### WRITTEN PROBLEM
Of the lines below, count those containing the word "White". Reply with the number alone.

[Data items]
----
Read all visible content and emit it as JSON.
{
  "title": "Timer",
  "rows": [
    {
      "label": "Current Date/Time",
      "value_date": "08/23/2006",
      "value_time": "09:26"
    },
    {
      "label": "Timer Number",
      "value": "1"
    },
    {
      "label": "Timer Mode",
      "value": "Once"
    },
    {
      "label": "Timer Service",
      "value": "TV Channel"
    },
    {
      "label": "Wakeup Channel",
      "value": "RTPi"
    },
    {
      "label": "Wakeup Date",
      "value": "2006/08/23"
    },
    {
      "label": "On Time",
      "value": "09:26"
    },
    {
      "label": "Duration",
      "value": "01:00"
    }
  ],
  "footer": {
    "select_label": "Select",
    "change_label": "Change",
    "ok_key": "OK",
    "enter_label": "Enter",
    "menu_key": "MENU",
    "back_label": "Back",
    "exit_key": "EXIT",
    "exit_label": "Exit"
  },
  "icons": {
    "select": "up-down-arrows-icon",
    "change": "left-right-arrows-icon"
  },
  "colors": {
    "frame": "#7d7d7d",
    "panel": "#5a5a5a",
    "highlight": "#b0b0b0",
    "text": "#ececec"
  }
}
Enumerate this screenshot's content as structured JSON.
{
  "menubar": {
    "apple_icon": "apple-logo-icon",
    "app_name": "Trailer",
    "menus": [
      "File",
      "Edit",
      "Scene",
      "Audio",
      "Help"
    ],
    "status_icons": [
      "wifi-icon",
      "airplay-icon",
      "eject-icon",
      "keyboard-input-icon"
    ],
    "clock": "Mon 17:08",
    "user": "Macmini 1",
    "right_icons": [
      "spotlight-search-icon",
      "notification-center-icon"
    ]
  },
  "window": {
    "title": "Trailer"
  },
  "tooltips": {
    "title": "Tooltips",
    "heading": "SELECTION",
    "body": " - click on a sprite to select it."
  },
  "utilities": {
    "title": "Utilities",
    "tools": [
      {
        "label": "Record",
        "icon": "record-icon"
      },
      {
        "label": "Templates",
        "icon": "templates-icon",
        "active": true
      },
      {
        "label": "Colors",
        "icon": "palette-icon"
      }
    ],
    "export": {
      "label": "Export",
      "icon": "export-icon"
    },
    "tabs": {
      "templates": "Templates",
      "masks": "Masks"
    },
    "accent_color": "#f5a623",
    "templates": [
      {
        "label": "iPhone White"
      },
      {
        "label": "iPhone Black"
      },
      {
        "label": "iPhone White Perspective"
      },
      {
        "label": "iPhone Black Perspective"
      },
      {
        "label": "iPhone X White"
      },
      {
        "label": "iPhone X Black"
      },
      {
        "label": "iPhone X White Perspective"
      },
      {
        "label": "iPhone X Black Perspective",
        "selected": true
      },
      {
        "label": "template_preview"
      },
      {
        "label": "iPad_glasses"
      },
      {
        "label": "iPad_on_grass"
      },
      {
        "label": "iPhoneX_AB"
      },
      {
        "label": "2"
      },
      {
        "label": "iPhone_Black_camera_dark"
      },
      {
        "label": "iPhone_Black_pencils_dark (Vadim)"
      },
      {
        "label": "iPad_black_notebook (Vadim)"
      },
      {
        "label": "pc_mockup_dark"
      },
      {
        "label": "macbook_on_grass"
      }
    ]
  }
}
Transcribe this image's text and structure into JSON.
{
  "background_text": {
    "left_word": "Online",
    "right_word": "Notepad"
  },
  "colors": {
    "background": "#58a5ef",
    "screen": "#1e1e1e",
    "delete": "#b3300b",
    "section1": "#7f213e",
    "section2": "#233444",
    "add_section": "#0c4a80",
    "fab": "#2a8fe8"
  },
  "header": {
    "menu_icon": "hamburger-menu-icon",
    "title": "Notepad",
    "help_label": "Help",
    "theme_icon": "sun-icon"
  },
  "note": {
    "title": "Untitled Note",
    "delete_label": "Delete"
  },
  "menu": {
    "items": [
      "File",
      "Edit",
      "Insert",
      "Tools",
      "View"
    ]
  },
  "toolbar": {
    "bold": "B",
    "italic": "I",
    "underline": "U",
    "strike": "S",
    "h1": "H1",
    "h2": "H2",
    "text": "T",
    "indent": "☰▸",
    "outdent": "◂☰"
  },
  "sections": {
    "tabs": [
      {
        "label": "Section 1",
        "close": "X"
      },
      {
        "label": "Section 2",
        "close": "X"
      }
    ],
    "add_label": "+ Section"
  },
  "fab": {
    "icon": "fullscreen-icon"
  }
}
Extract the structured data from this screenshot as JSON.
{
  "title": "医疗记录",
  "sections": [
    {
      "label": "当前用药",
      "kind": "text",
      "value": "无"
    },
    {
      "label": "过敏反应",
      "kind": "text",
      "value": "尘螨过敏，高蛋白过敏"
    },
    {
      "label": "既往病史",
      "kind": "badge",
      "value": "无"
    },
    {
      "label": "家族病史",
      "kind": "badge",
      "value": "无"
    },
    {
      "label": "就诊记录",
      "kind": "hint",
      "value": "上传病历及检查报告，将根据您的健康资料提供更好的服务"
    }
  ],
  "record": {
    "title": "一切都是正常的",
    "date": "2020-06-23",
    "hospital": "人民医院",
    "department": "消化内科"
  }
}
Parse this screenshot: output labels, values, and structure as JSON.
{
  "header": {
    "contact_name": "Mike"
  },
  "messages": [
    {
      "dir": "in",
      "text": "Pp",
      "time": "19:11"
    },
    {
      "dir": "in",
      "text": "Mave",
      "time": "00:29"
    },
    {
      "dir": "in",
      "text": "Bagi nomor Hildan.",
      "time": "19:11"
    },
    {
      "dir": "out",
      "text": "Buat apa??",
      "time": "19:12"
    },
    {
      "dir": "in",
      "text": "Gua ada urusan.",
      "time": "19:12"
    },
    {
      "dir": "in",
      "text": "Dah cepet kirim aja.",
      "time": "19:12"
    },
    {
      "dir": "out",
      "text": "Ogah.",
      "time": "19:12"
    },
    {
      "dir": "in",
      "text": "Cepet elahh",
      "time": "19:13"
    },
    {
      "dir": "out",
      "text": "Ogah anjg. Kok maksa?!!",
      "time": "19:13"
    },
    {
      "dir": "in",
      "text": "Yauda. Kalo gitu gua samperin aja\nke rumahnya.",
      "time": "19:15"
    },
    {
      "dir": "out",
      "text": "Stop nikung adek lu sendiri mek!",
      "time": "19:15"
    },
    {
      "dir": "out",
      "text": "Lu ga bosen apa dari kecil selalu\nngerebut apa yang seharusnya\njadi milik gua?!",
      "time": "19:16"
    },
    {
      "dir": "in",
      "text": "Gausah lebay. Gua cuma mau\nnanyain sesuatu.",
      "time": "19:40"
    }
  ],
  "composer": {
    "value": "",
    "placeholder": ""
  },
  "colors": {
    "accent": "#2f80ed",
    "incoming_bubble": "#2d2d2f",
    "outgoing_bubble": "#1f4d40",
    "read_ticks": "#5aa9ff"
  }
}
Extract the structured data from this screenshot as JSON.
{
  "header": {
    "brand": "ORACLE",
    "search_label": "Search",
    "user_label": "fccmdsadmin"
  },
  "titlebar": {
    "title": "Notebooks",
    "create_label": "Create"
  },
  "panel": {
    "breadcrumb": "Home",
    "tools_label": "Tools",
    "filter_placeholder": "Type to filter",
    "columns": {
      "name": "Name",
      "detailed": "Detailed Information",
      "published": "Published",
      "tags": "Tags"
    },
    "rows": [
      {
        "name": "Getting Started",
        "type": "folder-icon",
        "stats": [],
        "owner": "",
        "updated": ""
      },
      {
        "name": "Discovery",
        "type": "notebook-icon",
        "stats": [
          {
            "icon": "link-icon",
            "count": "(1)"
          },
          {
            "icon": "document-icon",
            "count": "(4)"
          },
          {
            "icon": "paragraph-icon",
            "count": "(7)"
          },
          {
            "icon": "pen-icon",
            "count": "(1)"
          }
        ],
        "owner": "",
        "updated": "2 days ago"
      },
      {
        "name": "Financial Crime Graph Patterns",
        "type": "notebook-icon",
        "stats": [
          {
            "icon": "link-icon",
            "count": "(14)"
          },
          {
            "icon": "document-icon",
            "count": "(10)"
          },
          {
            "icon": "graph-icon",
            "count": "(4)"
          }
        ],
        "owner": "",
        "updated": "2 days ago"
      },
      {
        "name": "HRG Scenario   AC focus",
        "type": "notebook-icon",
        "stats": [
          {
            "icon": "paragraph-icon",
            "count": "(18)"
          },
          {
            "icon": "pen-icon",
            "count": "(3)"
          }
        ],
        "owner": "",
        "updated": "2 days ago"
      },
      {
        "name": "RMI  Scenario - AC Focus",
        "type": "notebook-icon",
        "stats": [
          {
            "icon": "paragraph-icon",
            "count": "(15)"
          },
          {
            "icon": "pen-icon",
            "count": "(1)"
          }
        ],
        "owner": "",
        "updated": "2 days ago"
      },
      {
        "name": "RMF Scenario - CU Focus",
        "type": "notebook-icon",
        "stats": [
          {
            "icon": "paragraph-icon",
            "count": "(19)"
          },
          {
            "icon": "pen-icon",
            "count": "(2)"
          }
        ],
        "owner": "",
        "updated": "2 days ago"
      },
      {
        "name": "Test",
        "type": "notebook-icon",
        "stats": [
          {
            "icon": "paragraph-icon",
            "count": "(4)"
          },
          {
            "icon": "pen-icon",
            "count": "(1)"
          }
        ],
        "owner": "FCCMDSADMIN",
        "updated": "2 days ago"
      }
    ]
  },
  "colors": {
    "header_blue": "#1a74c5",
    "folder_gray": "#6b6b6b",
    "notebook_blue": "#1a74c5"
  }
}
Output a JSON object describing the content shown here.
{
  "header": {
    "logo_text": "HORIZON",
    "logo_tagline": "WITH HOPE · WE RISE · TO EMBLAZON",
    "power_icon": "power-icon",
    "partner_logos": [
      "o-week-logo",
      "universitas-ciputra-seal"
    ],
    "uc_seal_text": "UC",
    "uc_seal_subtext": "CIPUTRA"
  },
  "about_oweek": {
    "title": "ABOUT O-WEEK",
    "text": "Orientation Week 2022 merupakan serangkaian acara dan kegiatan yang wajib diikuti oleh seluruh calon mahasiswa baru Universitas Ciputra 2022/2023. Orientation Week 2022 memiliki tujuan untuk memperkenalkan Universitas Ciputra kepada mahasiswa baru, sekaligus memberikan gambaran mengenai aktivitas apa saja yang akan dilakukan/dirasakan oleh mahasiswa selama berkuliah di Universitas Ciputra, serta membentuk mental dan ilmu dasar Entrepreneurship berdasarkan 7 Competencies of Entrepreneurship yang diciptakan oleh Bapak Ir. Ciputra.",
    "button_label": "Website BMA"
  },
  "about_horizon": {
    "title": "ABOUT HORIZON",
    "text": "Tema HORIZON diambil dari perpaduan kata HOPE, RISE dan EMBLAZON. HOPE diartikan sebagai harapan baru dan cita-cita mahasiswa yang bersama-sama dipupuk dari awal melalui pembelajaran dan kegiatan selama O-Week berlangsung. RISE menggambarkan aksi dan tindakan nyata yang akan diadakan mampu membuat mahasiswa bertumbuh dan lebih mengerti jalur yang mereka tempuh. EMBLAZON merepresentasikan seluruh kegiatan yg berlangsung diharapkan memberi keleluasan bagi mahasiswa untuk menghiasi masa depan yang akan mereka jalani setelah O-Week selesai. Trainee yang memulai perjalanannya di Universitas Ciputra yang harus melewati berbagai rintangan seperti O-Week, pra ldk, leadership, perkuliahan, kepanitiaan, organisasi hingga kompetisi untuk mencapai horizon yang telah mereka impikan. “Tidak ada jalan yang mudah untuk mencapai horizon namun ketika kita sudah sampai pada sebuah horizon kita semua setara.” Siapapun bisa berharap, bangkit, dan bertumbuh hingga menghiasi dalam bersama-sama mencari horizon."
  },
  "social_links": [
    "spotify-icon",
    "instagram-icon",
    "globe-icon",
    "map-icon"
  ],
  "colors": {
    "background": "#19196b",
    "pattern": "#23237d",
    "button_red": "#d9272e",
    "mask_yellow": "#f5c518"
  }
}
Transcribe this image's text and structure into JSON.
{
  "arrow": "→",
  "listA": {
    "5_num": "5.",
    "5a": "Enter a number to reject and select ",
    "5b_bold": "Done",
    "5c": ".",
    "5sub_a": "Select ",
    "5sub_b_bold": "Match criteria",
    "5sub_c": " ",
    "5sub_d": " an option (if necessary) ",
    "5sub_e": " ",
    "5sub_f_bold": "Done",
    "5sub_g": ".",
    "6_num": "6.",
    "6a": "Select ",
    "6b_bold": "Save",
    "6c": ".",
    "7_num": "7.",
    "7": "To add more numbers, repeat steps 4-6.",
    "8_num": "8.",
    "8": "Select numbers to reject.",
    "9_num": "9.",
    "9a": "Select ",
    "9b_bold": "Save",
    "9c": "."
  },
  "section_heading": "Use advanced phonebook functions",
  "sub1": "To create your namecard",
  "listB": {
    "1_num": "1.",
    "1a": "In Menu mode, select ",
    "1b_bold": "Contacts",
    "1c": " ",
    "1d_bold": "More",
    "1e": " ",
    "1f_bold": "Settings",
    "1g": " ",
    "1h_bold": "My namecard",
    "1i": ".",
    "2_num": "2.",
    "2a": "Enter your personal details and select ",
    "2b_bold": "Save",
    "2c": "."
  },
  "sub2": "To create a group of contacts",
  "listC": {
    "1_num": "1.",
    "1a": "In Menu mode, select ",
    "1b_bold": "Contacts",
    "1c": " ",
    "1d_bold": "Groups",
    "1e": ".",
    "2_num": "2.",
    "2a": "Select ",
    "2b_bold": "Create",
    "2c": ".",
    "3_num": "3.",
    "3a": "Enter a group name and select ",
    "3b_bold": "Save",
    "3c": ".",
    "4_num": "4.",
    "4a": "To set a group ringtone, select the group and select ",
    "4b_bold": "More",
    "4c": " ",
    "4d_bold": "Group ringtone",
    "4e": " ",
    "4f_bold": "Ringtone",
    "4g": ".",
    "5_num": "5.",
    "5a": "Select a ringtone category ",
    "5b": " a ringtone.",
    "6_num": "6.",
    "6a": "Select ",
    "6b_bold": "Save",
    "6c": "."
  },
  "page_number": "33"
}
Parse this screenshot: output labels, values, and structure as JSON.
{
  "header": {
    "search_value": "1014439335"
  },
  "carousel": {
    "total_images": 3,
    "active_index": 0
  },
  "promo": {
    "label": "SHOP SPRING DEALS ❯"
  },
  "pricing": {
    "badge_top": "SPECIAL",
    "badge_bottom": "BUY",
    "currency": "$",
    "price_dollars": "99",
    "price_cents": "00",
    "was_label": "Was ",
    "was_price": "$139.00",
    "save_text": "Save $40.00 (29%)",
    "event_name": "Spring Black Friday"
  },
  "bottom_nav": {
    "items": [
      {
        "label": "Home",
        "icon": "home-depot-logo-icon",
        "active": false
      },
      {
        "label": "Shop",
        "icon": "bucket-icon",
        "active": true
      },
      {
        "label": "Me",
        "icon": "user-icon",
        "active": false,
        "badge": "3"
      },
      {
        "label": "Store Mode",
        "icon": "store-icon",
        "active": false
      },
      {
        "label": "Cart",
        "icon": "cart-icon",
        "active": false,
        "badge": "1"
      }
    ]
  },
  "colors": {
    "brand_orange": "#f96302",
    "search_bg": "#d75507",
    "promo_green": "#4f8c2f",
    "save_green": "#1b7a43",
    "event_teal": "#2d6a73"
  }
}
----
### EXERCISE RESPONSE
4